Review the lines that follow and copy each one that contains the word "доходов".

**Given data**
━━━

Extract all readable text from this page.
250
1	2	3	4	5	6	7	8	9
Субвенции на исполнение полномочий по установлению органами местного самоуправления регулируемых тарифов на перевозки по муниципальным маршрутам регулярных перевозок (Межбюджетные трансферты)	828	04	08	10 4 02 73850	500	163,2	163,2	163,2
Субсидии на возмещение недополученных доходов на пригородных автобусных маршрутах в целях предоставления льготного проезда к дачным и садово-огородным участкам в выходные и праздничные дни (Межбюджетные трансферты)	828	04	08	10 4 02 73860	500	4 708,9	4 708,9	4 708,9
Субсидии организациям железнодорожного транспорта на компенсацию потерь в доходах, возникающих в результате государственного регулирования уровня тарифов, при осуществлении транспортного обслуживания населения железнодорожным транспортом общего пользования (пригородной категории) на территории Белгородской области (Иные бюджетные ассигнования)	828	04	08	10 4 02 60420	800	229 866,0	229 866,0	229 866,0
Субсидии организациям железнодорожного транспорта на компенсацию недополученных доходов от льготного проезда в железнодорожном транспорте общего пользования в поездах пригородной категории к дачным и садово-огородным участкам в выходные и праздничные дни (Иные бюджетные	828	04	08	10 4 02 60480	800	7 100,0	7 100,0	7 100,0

━━━

**Output for this exercise**
Субсидии на возмещение недополученных доходов на пригородных автобусных маршрутах в целях предоставления льготного проезда к дачным и садово-огородным участкам в выходные и праздничные дни (Межбюджетные трансферты)	828	04	08	10 4 02 73860	500	4 708,9	4 708,9	4 708,9
Субсидии организациям железнодорожного транспорта на компенсацию недополученных доходов от льготного проезда в железнодорожном транспорте общего пользования в поездах пригородной категории к дачным и садово-огородным участкам в выходные и праздничные дни (Иные бюджетные	828	04	08	10 4 02 60480	800	7 100,0	7 100,0	7 100,0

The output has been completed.